## Task to complete
Images do not belong in the copy. Retype all the entries below exactly.

* Start Data to use *

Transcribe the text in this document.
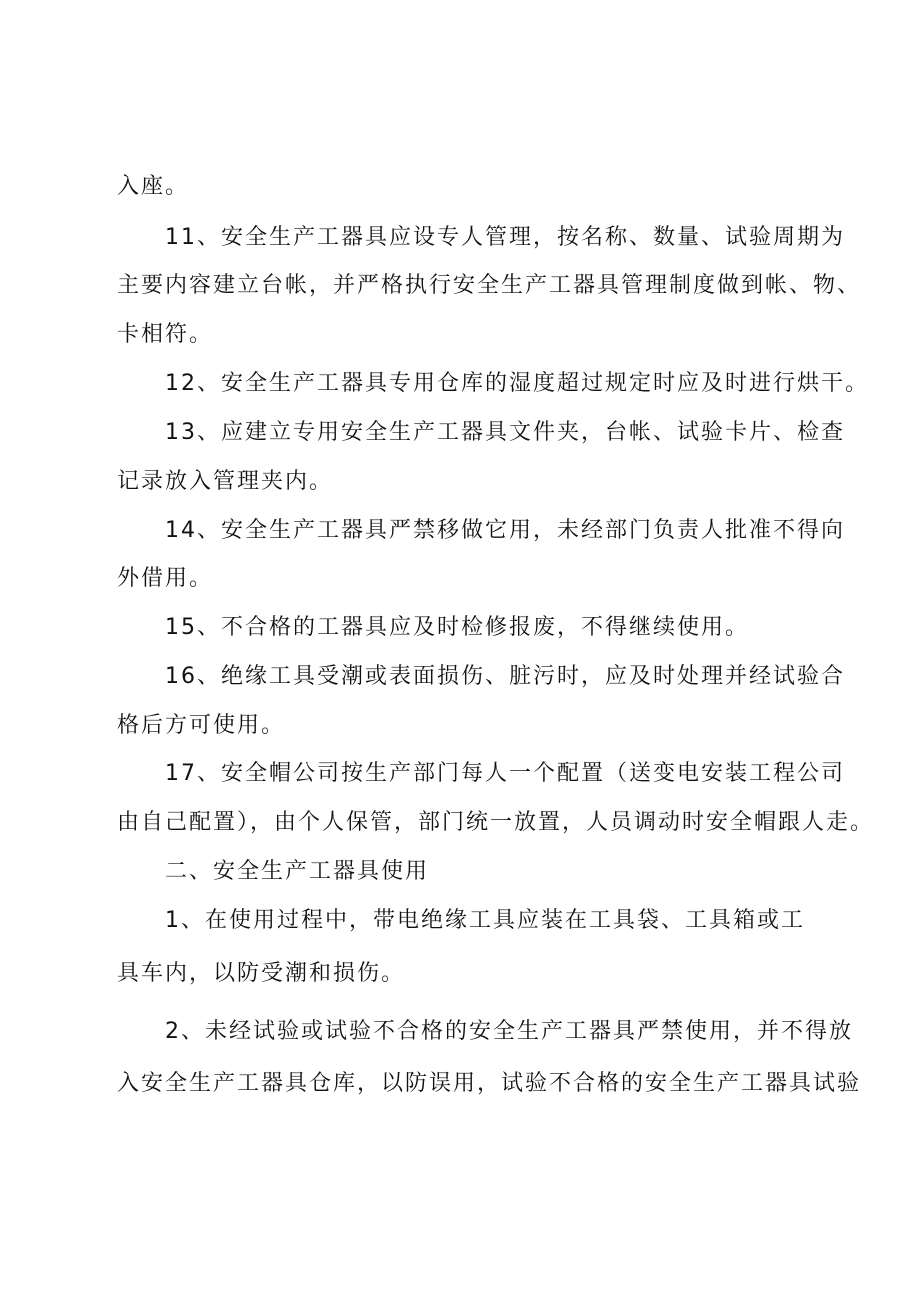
入座。
11、安全生产工器具应设专人管理，按名称、数量、试验周期为
主要内容建立台帐，并严格执行安全生产工器具管理制度做到帐、物、
卡相符。
12、安全生产工器具专用仓库的湿度超过规定时应及时进行烘干。
13、应建立专用安全生产工器具文件夹，台帐、试验卡片、检查
记录放入管理夹内。
14、安全生产工器具严禁移做它用，未经部门负责人批准不得向
外借用。
15、不合格的工器具应及时检修报废，不得继续使用。
16、绝缘工具受潮或表面损伤、脏污时，应及时处理并经试验合
格后方可使用。
17、安全帽公司按生产部门每人一个配置（送变电安装工程公司
由自己配置），由个人保管，部门统一放置，人员调动时安全帽跟人走。
二、安全生产工器具使用
1、在使用过程中，带电绝缘工具应装在工具袋、工具箱或工
具车内，以防受潮和损伤。
2、未经试验或试验不合格的安全生产工器具严禁使用，并不得放
入安全生产工器具仓库，以防误用，试验不合格的安全生产工器具试验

* End Data to use *

## Final result
Transcribe the text in this document.
入座。
11、安全生产工器具应设专人管理，按名称、数量、试验周期为
主要内容建立台帐，并严格执行安全生产工器具管理制度做到帐、物、
卡相符。
12、安全生产工器具专用仓库的湿度超过规定时应及时进行烘干。
13、应建立专用安全生产工器具文件夹，台帐、试验卡片、检查
记录放入管理夹内。
14、安全生产工器具严禁移做它用，未经部门负责人批准不得向
外借用。
15、不合格的工器具应及时检修报废，不得继续使用。
16、绝缘工具受潮或表面损伤、脏污时，应及时处理并经试验合
格后方可使用。
17、安全帽公司按生产部门每人一个配置（送变电安装工程公司
由自己配置），由个人保管，部门统一放置，人员调动时安全帽跟人走。
二、安全生产工器具使用
1、在使用过程中，带电绝缘工具应装在工具袋、工具箱或工
具车内，以防受潮和损伤。
2、未经试验或试验不合格的安全生产工器具严禁使用，并不得放
入安全生产工器具仓库，以防误用，试验不合格的安全生产工器具试验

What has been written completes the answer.